Required work:
Write out the whole listing, matching it exactly.

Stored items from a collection

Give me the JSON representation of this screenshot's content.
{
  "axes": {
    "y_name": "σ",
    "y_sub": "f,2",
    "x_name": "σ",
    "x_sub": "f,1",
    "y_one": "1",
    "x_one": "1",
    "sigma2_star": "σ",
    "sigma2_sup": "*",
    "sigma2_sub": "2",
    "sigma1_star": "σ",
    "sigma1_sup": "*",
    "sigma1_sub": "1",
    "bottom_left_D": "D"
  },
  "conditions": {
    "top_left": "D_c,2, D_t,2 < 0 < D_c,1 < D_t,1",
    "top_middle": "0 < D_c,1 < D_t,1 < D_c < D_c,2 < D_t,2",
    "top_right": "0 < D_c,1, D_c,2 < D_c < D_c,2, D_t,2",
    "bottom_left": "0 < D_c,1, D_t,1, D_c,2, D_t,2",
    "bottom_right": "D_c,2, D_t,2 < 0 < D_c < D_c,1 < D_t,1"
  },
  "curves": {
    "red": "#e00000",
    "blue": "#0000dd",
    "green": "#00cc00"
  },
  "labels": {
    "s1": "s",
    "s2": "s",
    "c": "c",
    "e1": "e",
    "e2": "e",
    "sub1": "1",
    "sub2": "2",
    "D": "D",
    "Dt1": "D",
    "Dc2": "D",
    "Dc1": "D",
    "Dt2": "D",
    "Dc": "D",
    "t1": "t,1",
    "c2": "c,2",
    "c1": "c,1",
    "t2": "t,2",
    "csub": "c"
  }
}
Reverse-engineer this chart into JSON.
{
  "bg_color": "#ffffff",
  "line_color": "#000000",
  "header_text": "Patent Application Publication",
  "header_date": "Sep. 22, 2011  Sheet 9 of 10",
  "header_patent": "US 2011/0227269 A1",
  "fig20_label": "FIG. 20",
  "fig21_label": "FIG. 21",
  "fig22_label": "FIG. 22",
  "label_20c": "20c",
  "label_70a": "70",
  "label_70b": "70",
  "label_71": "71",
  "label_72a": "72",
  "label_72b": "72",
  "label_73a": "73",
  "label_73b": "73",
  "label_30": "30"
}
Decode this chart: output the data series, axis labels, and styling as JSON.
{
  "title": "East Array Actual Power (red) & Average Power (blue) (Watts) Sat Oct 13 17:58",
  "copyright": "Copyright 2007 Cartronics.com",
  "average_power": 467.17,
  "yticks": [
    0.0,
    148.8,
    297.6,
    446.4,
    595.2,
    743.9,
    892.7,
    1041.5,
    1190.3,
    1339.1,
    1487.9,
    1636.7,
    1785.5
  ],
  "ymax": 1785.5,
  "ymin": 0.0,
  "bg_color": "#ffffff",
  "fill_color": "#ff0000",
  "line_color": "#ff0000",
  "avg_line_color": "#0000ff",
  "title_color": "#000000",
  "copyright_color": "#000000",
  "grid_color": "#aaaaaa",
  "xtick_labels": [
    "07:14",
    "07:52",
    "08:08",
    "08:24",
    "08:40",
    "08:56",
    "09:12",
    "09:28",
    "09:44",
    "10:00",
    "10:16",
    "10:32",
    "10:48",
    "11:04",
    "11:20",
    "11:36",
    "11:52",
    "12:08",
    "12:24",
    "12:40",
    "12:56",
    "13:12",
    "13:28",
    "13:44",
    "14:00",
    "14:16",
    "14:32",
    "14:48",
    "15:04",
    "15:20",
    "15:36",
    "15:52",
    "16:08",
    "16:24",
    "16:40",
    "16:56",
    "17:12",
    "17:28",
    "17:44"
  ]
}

Answer for the task:
Give me the JSON representation of this screenshot's content.
{
  "axes": {
    "y_name": "σ",
    "y_sub": "f,2",
    "x_name": "σ",
    "x_sub": "f,1",
    "y_one": "1",
    "x_one": "1",
    "sigma2_star": "σ",
    "sigma2_sup": "*",
    "sigma2_sub": "2",
    "sigma1_star": "σ",
    "sigma1_sup": "*",
    "sigma1_sub": "1",
    "bottom_left_D": "D"
  },
  "conditions": {
    "top_left": "D_c,2, D_t,2 < 0 < D_c,1 < D_t,1",
    "top_middle": "0 < D_c,1 < D_t,1 < D_c < D_c,2 < D_t,2",
    "top_right": "0 < D_c,1, D_c,2 < D_c < D_c,2, D_t,2",
    "bottom_left": "0 < D_c,1, D_t,1, D_c,2, D_t,2",
    "bottom_right": "D_c,2, D_t,2 < 0 < D_c < D_c,1 < D_t,1"
  },
  "curves": {
    "red": "#e00000",
    "blue": "#0000dd",
    "green": "#00cc00"
  },
  "labels": {
    "s1": "s",
    "s2": "s",
    "c": "c",
    "e1": "e",
    "e2": "e",
    "sub1": "1",
    "sub2": "2",
    "D": "D",
    "Dt1": "D",
    "Dc2": "D",
    "Dc1": "D",
    "Dt2": "D",
    "Dc": "D",
    "t1": "t,1",
    "c2": "c,2",
    "c1": "c,1",
    "t2": "t,2",
    "csub": "c"
  }
}
Reverse-engineer this chart into JSON.
{
  "bg_color": "#ffffff",
  "line_color": "#000000",
  "header_text": "Patent Application Publication",
  "header_date": "Sep. 22, 2011  Sheet 9 of 10",
  "header_patent": "US 2011/0227269 A1",
  "fig20_label": "FIG. 20",
  "fig21_label": "FIG. 21",
  "fig22_label": "FIG. 22",
  "label_20c": "20c",
  "label_70a": "70",
  "label_70b": "70",
  "label_71": "71",
  "label_72a": "72",
  "label_72b": "72",
  "label_73a": "73",
  "label_73b": "73",
  "label_30": "30"
}
Decode this chart: output the data series, axis labels, and styling as JSON.
{
  "title": "East Array Actual Power (red) & Average Power (blue) (Watts) Sat Oct 13 17:58",
  "copyright": "Copyright 2007 Cartronics.com",
  "average_power": 467.17,
  "yticks": [
    0.0,
    148.8,
    297.6,
    446.4,
    595.2,
    743.9,
    892.7,
    1041.5,
    1190.3,
    1339.1,
    1487.9,
    1636.7,
    1785.5
  ],
  "ymax": 1785.5,
  "ymin": 0.0,
  "bg_color": "#ffffff",
  "fill_color": "#ff0000",
  "line_color": "#ff0000",
  "avg_line_color": "#0000ff",
  "title_color": "#000000",
  "copyright_color": "#000000",
  "grid_color": "#aaaaaa",
  "xtick_labels": [
    "07:14",
    "07:52",
    "08:08",
    "08:24",
    "08:40",
    "08:56",
    "09:12",
    "09:28",
    "09:44",
    "10:00",
    "10:16",
    "10:32",
    "10:48",
    "11:04",
    "11:20",
    "11:36",
    "11:52",
    "12:08",
    "12:24",
    "12:40",
    "12:56",
    "13:12",
    "13:28",
    "13:44",
    "14:00",
    "14:16",
    "14:32",
    "14:48",
    "15:04",
    "15:20",
    "15:36",
    "15:52",
    "16:08",
    "16:24",
    "16:40",
    "16:56",
    "17:12",
    "17:28",
    "17:44"
  ]
}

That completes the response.